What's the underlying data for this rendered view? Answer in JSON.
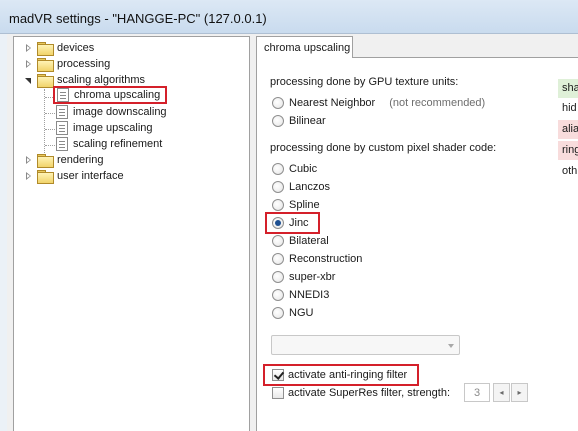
{
  "window": {
    "title": "madVR settings - \"HANGGE-PC\" (127.0.0.1)"
  },
  "tree": {
    "items": [
      {
        "label": "devices",
        "type": "folder",
        "expander": "closed"
      },
      {
        "label": "processing",
        "type": "folder",
        "expander": "closed"
      },
      {
        "label": "scaling algorithms",
        "type": "folder",
        "expander": "open"
      },
      {
        "label": "chroma upscaling",
        "type": "page",
        "selected": true
      },
      {
        "label": "image downscaling",
        "type": "page"
      },
      {
        "label": "image upscaling",
        "type": "page"
      },
      {
        "label": "scaling refinement",
        "type": "page"
      },
      {
        "label": "rendering",
        "type": "folder",
        "expander": "closed"
      },
      {
        "label": "user interface",
        "type": "folder",
        "expander": "closed"
      }
    ]
  },
  "tab": {
    "label": "chroma upscaling"
  },
  "gpu_section": {
    "heading": "processing done by GPU texture units:",
    "options": [
      {
        "label": "Nearest Neighbor",
        "note": "(not recommended)",
        "checked": false
      },
      {
        "label": "Bilinear",
        "checked": false
      }
    ]
  },
  "shader_section": {
    "heading": "processing done by custom pixel shader code:",
    "options": [
      {
        "label": "Cubic",
        "checked": false
      },
      {
        "label": "Lanczos",
        "checked": false
      },
      {
        "label": "Spline",
        "checked": false
      },
      {
        "label": "Jinc",
        "checked": true
      },
      {
        "label": "Bilateral",
        "checked": false
      },
      {
        "label": "Reconstruction",
        "checked": false
      },
      {
        "label": "super-xbr",
        "checked": false
      },
      {
        "label": "NNEDI3",
        "checked": false
      },
      {
        "label": "NGU",
        "checked": false
      }
    ]
  },
  "taps_combo": {
    "value": "",
    "disabled": true
  },
  "anti_ringing": {
    "label": "activate anti-ringing filter",
    "checked": true
  },
  "superres": {
    "label": "activate SuperRes filter, strength:",
    "checked": false,
    "strength": "3",
    "decrement": "◂",
    "increment": "▸"
  },
  "side_labels": [
    {
      "text": "sha",
      "color": "#dff0d8"
    },
    {
      "text": "hid",
      "color": "#ffffff"
    },
    {
      "text": "alia",
      "color": "#f8dcdc"
    },
    {
      "text": "ring",
      "color": "#f8dcdc"
    },
    {
      "text": "oth",
      "color": "#ffffff"
    }
  ],
  "colors": {
    "highlight_border": "#d4202a"
  }
}
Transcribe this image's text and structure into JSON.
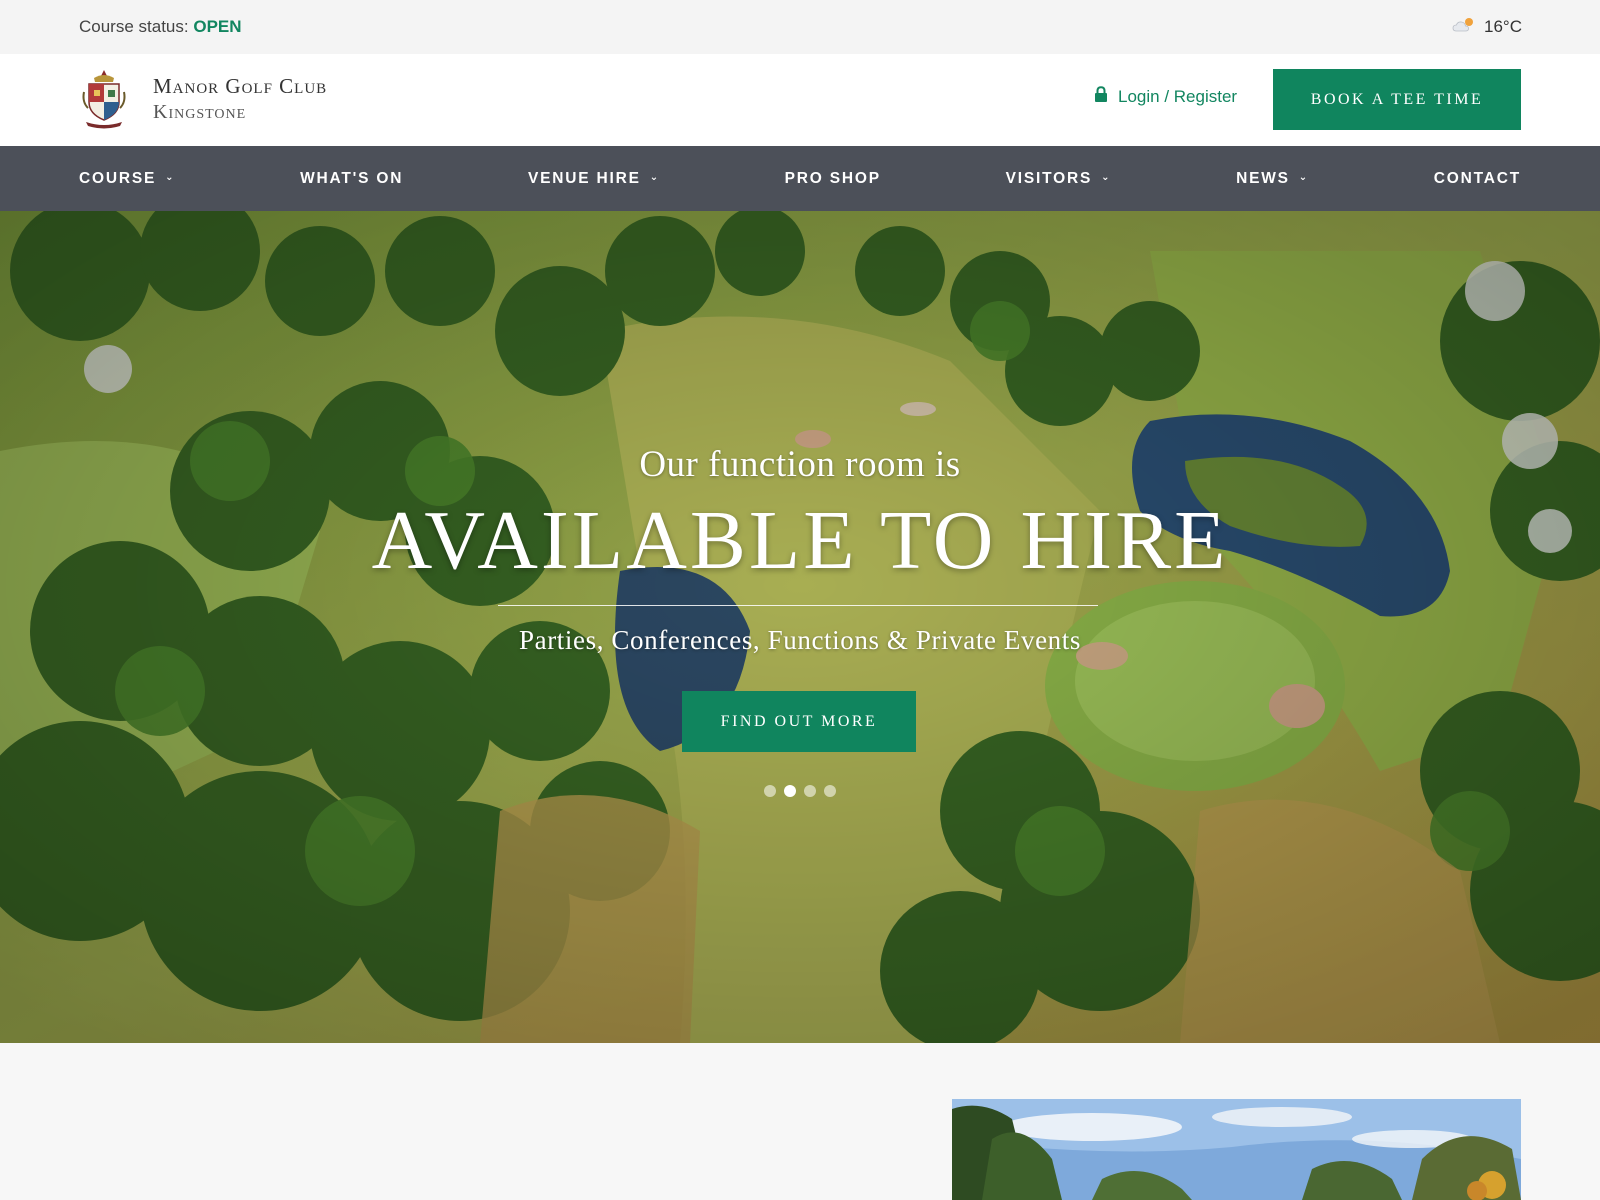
{
  "utility": {
    "status_label": "Course status:",
    "status_value": "OPEN",
    "weather_icon": "partly-cloudy-icon",
    "temperature": "16°C"
  },
  "header": {
    "logo_line1": "Manor Golf Club",
    "logo_line2": "Kingstone",
    "login_label": "Login / Register",
    "book_button": "BOOK A TEE TIME"
  },
  "nav": {
    "items": [
      {
        "label": "COURSE",
        "has_dropdown": true
      },
      {
        "label": "WHAT'S ON",
        "has_dropdown": false
      },
      {
        "label": "VENUE HIRE",
        "has_dropdown": true
      },
      {
        "label": "PRO SHOP",
        "has_dropdown": false
      },
      {
        "label": "VISITORS",
        "has_dropdown": true
      },
      {
        "label": "NEWS",
        "has_dropdown": true
      },
      {
        "label": "CONTACT",
        "has_dropdown": false
      }
    ]
  },
  "hero": {
    "kicker": "Our function room is",
    "title": "AVAILABLE TO HIRE",
    "subtitle": "Parties, Conferences, Functions & Private Events",
    "button": "FIND OUT MORE",
    "slide_count": 4,
    "active_slide": 1
  },
  "colors": {
    "brand_green": "#10855e",
    "nav_bg": "#4c5059",
    "status_green": "#128660"
  }
}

━━━━━━━━━━━━━━━━━━━━━━━━━━━━━━

Reproduce every line exactly and omit all pictures.

What's the underlying data for this rendered view? Answer in JSON.
{
  "window": {
    "title": "madVR settings - \"HANGGE-PC\" (127.0.0.1)"
  },
  "tree": {
    "items": [
      {
        "label": "devices",
        "type": "folder",
        "expander": "closed"
      },
      {
        "label": "processing",
        "type": "folder",
        "expander": "closed"
      },
      {
        "label": "scaling algorithms",
        "type": "folder",
        "expander": "open"
      },
      {
        "label": "chroma upscaling",
        "type": "page",
        "selected": true
      },
      {
        "label": "image downscaling",
        "type": "page"
      },
      {
        "label": "image upscaling",
        "type": "page"
      },
      {
        "label": "scaling refinement",
        "type": "page"
      },
      {
        "label": "rendering",
        "type": "folder",
        "expander": "closed"
      },
      {
        "label": "user interface",
        "type": "folder",
        "expander": "closed"
      }
    ]
  },
  "tab": {
    "label": "chroma upscaling"
  },
  "gpu_section": {
    "heading": "processing done by GPU texture units:",
    "options": [
      {
        "label": "Nearest Neighbor",
        "note": "(not recommended)",
        "checked": false
      },
      {
        "label": "Bilinear",
        "checked": false
      }
    ]
  },
  "shader_section": {
    "heading": "processing done by custom pixel shader code:",
    "options": [
      {
        "label": "Cubic",
        "checked": false
      },
      {
        "label": "Lanczos",
        "checked": false
      },
      {
        "label": "Spline",
        "checked": false
      },
      {
        "label": "Jinc",
        "checked": true
      },
      {
        "label": "Bilateral",
        "checked": false
      },
      {
        "label": "Reconstruction",
        "checked": false
      },
      {
        "label": "super-xbr",
        "checked": false
      },
      {
        "label": "NNEDI3",
        "checked": false
      },
      {
        "label": "NGU",
        "checked": false
      }
    ]
  },
  "taps_combo": {
    "value": "",
    "disabled": true
  },
  "anti_ringing": {
    "label": "activate anti-ringing filter",
    "checked": true
  },
  "superres": {
    "label": "activate SuperRes filter, strength:",
    "checked": false,
    "strength": "3",
    "decrement": "◂",
    "increment": "▸"
  },
  "side_labels": [
    {
      "text": "sha",
      "color": "#dff0d8"
    },
    {
      "text": "hid",
      "color": "#ffffff"
    },
    {
      "text": "alia",
      "color": "#f8dcdc"
    },
    {
      "text": "ring",
      "color": "#f8dcdc"
    },
    {
      "text": "oth",
      "color": "#ffffff"
    }
  ],
  "colors": {
    "highlight_border": "#d4202a"
  }
}
Transcribe this image's text and structure into JSON.
{
  "utility": {
    "status_label": "Course status:",
    "status_value": "OPEN",
    "weather_icon": "partly-cloudy-icon",
    "temperature": "16°C"
  },
  "header": {
    "logo_line1": "Manor Golf Club",
    "logo_line2": "Kingstone",
    "login_label": "Login / Register",
    "book_button": "BOOK A TEE TIME"
  },
  "nav": {
    "items": [
      {
        "label": "COURSE",
        "has_dropdown": true
      },
      {
        "label": "WHAT'S ON",
        "has_dropdown": false
      },
      {
        "label": "VENUE HIRE",
        "has_dropdown": true
      },
      {
        "label": "PRO SHOP",
        "has_dropdown": false
      },
      {
        "label": "VISITORS",
        "has_dropdown": true
      },
      {
        "label": "NEWS",
        "has_dropdown": true
      },
      {
        "label": "CONTACT",
        "has_dropdown": false
      }
    ]
  },
  "hero": {
    "kicker": "Our function room is",
    "title": "AVAILABLE TO HIRE",
    "subtitle": "Parties, Conferences, Functions & Private Events",
    "button": "FIND OUT MORE",
    "slide_count": 4,
    "active_slide": 1
  },
  "colors": {
    "brand_green": "#10855e",
    "nav_bg": "#4c5059",
    "status_green": "#128660"
  }
}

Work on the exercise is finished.